= DESCRIPTION OF THE TASK =
Copy the data below exactly.

= DATASET =
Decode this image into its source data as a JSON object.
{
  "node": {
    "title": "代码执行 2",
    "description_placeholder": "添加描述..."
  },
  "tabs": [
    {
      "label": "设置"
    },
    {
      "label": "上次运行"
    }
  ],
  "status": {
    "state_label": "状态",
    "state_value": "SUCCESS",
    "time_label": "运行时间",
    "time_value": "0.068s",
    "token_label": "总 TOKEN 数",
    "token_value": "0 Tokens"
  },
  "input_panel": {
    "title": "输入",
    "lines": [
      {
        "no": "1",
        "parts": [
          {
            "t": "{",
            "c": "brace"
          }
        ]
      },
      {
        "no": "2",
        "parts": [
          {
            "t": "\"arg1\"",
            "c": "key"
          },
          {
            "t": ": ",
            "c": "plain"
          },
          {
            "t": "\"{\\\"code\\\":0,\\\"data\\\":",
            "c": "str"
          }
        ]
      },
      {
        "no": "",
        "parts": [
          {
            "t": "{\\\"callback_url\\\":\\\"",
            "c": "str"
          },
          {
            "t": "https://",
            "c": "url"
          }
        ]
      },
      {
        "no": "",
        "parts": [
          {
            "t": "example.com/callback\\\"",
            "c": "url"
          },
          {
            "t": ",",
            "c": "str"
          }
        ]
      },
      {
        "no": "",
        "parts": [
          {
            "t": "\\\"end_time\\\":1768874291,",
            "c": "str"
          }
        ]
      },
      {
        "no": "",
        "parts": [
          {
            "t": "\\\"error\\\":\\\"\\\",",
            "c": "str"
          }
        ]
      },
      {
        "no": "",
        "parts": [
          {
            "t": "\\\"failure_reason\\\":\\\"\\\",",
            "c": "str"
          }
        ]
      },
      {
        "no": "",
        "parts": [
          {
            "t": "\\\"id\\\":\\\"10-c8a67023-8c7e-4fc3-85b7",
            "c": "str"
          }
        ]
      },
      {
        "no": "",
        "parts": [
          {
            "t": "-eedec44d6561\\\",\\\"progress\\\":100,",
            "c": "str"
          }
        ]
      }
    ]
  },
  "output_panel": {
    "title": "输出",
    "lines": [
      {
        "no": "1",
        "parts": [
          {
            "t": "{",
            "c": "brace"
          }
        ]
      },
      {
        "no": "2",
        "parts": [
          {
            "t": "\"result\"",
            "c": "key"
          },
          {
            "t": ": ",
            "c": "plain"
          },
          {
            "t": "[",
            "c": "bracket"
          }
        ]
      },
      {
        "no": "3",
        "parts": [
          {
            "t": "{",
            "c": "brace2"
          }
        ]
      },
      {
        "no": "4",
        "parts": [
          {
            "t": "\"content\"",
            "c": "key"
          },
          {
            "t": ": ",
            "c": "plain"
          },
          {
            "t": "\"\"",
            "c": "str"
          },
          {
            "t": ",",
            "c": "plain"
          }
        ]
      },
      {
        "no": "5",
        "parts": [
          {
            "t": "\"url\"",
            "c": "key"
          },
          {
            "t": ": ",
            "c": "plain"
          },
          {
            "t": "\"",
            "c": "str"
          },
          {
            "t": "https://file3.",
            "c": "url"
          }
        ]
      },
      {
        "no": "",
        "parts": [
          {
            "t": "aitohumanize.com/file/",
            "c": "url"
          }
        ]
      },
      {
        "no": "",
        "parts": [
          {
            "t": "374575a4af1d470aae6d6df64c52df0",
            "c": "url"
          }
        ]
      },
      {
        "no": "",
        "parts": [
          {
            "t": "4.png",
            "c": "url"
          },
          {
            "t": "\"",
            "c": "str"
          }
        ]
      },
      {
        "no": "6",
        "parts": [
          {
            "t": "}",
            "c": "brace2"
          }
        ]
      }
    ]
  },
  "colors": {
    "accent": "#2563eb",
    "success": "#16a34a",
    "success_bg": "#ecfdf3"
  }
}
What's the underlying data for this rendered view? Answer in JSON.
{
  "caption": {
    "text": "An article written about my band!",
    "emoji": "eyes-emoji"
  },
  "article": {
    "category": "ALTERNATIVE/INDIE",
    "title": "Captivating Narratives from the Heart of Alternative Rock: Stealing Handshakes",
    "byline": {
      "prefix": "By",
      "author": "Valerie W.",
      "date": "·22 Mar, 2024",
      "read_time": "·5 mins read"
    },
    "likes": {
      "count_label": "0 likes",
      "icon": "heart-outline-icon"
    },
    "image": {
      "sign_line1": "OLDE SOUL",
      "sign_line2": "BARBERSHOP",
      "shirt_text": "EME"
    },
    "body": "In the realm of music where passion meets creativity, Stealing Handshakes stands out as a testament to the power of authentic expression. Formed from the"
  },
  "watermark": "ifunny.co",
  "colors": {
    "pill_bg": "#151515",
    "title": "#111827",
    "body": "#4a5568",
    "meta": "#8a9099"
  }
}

= SOLUTION FOR THIS EXERCISE =
Decode this image into its source data as a JSON object.
{
  "node": {
    "title": "代码执行 2",
    "description_placeholder": "添加描述..."
  },
  "tabs": [
    {
      "label": "设置"
    },
    {
      "label": "上次运行"
    }
  ],
  "status": {
    "state_label": "状态",
    "state_value": "SUCCESS",
    "time_label": "运行时间",
    "time_value": "0.068s",
    "token_label": "总 TOKEN 数",
    "token_value": "0 Tokens"
  },
  "input_panel": {
    "title": "输入",
    "lines": [
      {
        "no": "1",
        "parts": [
          {
            "t": "{",
            "c": "brace"
          }
        ]
      },
      {
        "no": "2",
        "parts": [
          {
            "t": "\"arg1\"",
            "c": "key"
          },
          {
            "t": ": ",
            "c": "plain"
          },
          {
            "t": "\"{\\\"code\\\":0,\\\"data\\\":",
            "c": "str"
          }
        ]
      },
      {
        "no": "",
        "parts": [
          {
            "t": "{\\\"callback_url\\\":\\\"",
            "c": "str"
          },
          {
            "t": "https://",
            "c": "url"
          }
        ]
      },
      {
        "no": "",
        "parts": [
          {
            "t": "example.com/callback\\\"",
            "c": "url"
          },
          {
            "t": ",",
            "c": "str"
          }
        ]
      },
      {
        "no": "",
        "parts": [
          {
            "t": "\\\"end_time\\\":1768874291,",
            "c": "str"
          }
        ]
      },
      {
        "no": "",
        "parts": [
          {
            "t": "\\\"error\\\":\\\"\\\",",
            "c": "str"
          }
        ]
      },
      {
        "no": "",
        "parts": [
          {
            "t": "\\\"failure_reason\\\":\\\"\\\",",
            "c": "str"
          }
        ]
      },
      {
        "no": "",
        "parts": [
          {
            "t": "\\\"id\\\":\\\"10-c8a67023-8c7e-4fc3-85b7",
            "c": "str"
          }
        ]
      },
      {
        "no": "",
        "parts": [
          {
            "t": "-eedec44d6561\\\",\\\"progress\\\":100,",
            "c": "str"
          }
        ]
      }
    ]
  },
  "output_panel": {
    "title": "输出",
    "lines": [
      {
        "no": "1",
        "parts": [
          {
            "t": "{",
            "c": "brace"
          }
        ]
      },
      {
        "no": "2",
        "parts": [
          {
            "t": "\"result\"",
            "c": "key"
          },
          {
            "t": ": ",
            "c": "plain"
          },
          {
            "t": "[",
            "c": "bracket"
          }
        ]
      },
      {
        "no": "3",
        "parts": [
          {
            "t": "{",
            "c": "brace2"
          }
        ]
      },
      {
        "no": "4",
        "parts": [
          {
            "t": "\"content\"",
            "c": "key"
          },
          {
            "t": ": ",
            "c": "plain"
          },
          {
            "t": "\"\"",
            "c": "str"
          },
          {
            "t": ",",
            "c": "plain"
          }
        ]
      },
      {
        "no": "5",
        "parts": [
          {
            "t": "\"url\"",
            "c": "key"
          },
          {
            "t": ": ",
            "c": "plain"
          },
          {
            "t": "\"",
            "c": "str"
          },
          {
            "t": "https://file3.",
            "c": "url"
          }
        ]
      },
      {
        "no": "",
        "parts": [
          {
            "t": "aitohumanize.com/file/",
            "c": "url"
          }
        ]
      },
      {
        "no": "",
        "parts": [
          {
            "t": "374575a4af1d470aae6d6df64c52df0",
            "c": "url"
          }
        ]
      },
      {
        "no": "",
        "parts": [
          {
            "t": "4.png",
            "c": "url"
          },
          {
            "t": "\"",
            "c": "str"
          }
        ]
      },
      {
        "no": "6",
        "parts": [
          {
            "t": "}",
            "c": "brace2"
          }
        ]
      }
    ]
  },
  "colors": {
    "accent": "#2563eb",
    "success": "#16a34a",
    "success_bg": "#ecfdf3"
  }
}
What's the underlying data for this rendered view? Answer in JSON.
{
  "caption": {
    "text": "An article written about my band!",
    "emoji": "eyes-emoji"
  },
  "article": {
    "category": "ALTERNATIVE/INDIE",
    "title": "Captivating Narratives from the Heart of Alternative Rock: Stealing Handshakes",
    "byline": {
      "prefix": "By",
      "author": "Valerie W.",
      "date": "·22 Mar, 2024",
      "read_time": "·5 mins read"
    },
    "likes": {
      "count_label": "0 likes",
      "icon": "heart-outline-icon"
    },
    "image": {
      "sign_line1": "OLDE SOUL",
      "sign_line2": "BARBERSHOP",
      "shirt_text": "EME"
    },
    "body": "In the realm of music where passion meets creativity, Stealing Handshakes stands out as a testament to the power of authentic expression. Formed from the"
  },
  "watermark": "ifunny.co",
  "colors": {
    "pill_bg": "#151515",
    "title": "#111827",
    "body": "#4a5568",
    "meta": "#8a9099"
  }
}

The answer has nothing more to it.